» **Exercise brief**
Determine the number of lines where "LIGO" occurs and reply with that number by itself.

»»

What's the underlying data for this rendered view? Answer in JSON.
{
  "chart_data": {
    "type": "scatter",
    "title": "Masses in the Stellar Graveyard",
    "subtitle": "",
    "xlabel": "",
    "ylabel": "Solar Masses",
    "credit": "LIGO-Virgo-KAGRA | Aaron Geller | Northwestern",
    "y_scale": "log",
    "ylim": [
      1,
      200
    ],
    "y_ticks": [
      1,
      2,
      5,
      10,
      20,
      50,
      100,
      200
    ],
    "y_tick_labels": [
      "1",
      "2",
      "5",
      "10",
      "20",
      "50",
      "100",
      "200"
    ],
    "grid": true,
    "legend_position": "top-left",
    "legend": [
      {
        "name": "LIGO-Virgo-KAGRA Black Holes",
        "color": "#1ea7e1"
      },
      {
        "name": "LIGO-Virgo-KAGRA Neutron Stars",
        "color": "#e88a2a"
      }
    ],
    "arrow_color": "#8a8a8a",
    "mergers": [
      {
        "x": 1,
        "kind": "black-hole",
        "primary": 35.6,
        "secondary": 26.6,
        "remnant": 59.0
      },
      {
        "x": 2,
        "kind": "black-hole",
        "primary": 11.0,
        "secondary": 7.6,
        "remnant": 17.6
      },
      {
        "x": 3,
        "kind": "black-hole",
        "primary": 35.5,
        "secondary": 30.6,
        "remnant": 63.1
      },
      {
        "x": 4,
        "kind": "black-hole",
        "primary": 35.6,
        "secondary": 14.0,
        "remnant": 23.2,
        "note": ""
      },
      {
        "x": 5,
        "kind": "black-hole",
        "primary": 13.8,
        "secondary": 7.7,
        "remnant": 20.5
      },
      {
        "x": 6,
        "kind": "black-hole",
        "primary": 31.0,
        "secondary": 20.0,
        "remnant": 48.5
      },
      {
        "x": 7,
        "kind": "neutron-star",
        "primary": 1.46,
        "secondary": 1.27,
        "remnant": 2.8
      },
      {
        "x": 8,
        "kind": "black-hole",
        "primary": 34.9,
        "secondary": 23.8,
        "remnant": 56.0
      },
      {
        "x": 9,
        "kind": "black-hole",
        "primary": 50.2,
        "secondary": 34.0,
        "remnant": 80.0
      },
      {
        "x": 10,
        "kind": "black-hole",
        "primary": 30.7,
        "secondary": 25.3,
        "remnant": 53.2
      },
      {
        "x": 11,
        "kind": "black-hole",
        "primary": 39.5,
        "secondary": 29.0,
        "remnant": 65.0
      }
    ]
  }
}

««

» **The response**
3